◆ The request: In the entries below, find every line with "fixed" and copy it.

Dataset entries
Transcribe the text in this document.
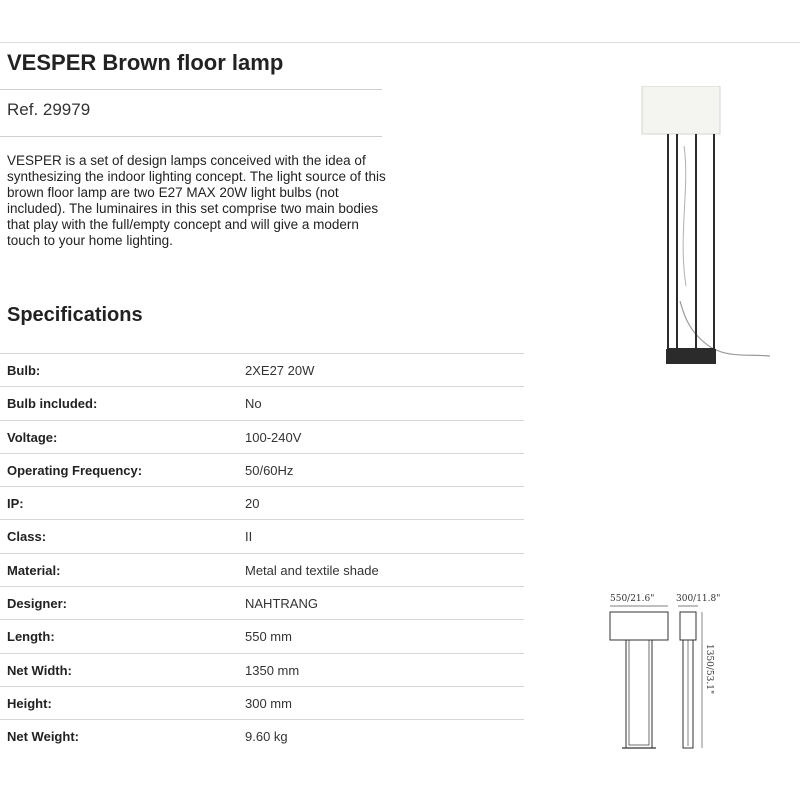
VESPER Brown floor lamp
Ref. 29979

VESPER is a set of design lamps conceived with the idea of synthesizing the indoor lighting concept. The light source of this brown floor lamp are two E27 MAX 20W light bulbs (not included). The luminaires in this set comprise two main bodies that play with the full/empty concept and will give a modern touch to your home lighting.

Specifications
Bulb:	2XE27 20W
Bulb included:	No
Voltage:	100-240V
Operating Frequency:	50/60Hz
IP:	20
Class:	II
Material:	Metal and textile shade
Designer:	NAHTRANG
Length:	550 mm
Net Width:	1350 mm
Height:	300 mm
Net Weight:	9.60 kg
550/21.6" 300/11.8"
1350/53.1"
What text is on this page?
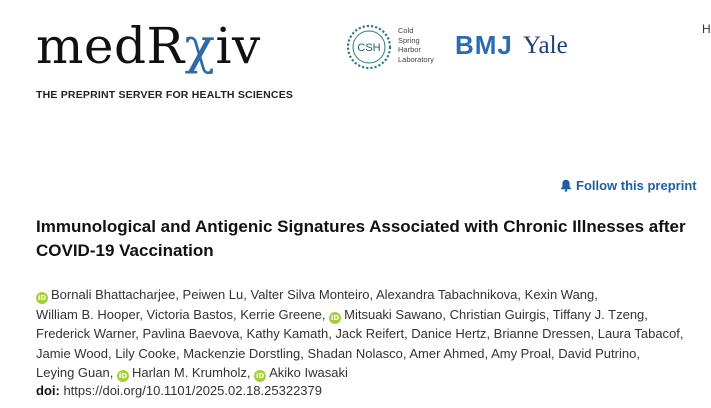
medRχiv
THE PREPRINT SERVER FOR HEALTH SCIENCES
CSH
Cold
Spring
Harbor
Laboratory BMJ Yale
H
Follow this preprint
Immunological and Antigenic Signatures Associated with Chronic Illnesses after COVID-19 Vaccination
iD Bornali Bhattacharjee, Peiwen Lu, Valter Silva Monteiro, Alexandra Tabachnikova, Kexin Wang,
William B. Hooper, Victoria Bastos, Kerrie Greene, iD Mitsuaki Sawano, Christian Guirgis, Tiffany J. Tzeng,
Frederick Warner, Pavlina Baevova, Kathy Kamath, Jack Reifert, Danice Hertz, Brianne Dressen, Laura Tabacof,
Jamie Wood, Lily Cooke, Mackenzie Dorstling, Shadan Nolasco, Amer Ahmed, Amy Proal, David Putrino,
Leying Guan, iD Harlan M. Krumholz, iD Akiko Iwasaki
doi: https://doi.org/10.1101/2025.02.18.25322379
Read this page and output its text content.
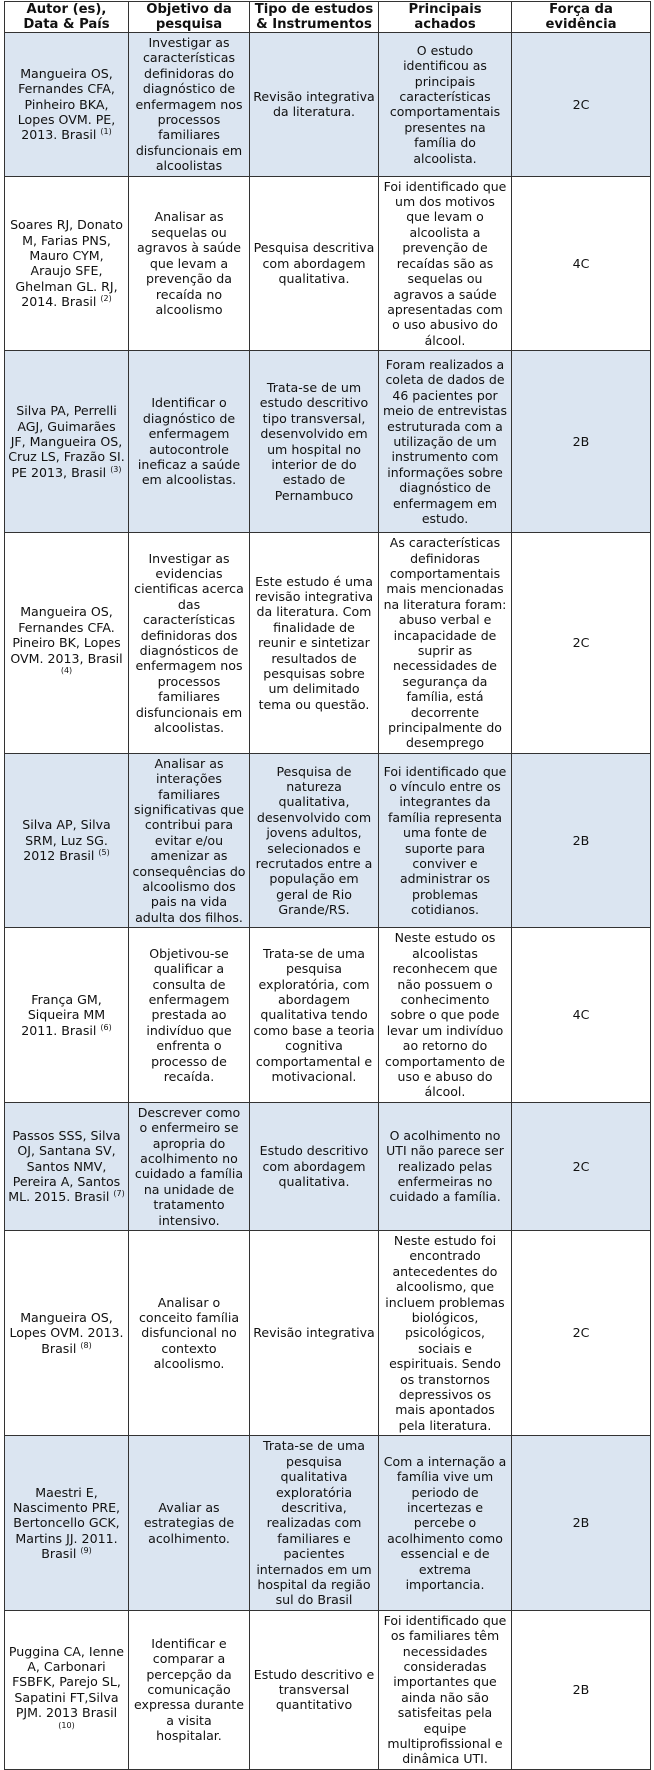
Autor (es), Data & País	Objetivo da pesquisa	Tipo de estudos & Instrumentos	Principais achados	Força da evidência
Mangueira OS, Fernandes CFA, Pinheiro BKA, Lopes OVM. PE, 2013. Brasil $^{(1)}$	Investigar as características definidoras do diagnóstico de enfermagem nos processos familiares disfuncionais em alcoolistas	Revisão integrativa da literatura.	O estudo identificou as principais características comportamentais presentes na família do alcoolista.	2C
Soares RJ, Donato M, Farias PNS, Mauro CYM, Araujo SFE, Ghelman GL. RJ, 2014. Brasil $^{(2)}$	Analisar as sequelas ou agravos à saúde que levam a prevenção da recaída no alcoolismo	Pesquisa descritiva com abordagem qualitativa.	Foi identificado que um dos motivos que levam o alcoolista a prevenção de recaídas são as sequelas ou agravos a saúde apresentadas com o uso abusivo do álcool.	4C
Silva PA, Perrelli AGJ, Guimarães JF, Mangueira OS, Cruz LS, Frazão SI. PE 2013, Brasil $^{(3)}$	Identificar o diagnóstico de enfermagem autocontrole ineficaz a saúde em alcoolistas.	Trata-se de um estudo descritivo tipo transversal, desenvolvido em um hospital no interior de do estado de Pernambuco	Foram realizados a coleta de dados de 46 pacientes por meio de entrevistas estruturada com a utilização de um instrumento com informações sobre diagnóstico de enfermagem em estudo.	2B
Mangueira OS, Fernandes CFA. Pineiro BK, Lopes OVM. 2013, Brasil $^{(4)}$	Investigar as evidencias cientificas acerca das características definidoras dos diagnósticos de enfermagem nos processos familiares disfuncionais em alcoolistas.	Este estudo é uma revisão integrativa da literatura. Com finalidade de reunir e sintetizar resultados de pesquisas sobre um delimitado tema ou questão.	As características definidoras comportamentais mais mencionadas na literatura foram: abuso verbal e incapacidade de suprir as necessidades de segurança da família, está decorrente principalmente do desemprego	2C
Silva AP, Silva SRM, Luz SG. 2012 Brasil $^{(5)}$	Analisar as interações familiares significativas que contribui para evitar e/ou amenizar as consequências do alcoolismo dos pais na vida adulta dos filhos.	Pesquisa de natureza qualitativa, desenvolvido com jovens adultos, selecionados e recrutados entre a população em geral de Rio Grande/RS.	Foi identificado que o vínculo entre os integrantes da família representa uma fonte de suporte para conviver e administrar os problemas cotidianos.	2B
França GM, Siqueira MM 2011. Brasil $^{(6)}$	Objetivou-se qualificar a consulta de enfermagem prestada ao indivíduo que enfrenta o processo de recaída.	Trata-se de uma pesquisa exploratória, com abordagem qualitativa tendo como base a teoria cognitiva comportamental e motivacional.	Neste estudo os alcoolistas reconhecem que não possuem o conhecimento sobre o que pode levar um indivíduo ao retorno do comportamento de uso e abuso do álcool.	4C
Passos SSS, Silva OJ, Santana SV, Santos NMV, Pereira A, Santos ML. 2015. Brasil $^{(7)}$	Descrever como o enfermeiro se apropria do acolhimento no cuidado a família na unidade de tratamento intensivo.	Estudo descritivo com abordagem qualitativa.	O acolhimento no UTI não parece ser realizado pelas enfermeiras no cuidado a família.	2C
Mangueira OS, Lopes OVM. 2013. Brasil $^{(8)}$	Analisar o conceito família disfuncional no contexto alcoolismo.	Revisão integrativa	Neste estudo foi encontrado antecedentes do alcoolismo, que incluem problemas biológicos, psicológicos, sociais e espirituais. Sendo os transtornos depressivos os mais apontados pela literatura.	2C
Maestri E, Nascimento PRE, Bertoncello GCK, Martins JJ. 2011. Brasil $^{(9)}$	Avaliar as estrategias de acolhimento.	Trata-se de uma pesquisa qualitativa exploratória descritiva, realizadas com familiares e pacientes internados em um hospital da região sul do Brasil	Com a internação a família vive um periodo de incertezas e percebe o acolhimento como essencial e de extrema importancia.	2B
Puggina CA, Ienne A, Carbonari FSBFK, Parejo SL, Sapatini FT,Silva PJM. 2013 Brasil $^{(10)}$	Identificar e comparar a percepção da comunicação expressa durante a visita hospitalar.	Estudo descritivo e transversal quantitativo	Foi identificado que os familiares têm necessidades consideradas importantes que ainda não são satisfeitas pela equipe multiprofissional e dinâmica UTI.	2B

--

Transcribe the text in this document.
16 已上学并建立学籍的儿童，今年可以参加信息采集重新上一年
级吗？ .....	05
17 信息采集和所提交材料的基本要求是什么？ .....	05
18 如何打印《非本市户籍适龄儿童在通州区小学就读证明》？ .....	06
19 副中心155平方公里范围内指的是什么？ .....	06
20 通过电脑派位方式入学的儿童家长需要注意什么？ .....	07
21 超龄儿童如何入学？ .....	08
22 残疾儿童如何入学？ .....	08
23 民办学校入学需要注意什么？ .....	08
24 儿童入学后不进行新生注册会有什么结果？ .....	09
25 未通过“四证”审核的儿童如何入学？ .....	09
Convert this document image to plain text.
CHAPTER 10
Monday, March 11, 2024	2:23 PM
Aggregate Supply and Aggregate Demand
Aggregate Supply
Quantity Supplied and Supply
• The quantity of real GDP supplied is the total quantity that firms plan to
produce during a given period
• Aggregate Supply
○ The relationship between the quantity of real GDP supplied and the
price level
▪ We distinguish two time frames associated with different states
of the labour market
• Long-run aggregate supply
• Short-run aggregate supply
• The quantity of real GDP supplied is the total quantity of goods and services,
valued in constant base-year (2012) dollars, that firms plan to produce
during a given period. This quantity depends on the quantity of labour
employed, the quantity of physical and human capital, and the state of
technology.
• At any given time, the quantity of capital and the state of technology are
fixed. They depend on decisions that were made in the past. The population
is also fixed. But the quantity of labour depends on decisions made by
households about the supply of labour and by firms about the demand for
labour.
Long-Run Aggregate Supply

◆ Task solution:
fixed. They depend on decisions that were made in the past. The population
is also fixed. But the quantity of labour depends on decisions made by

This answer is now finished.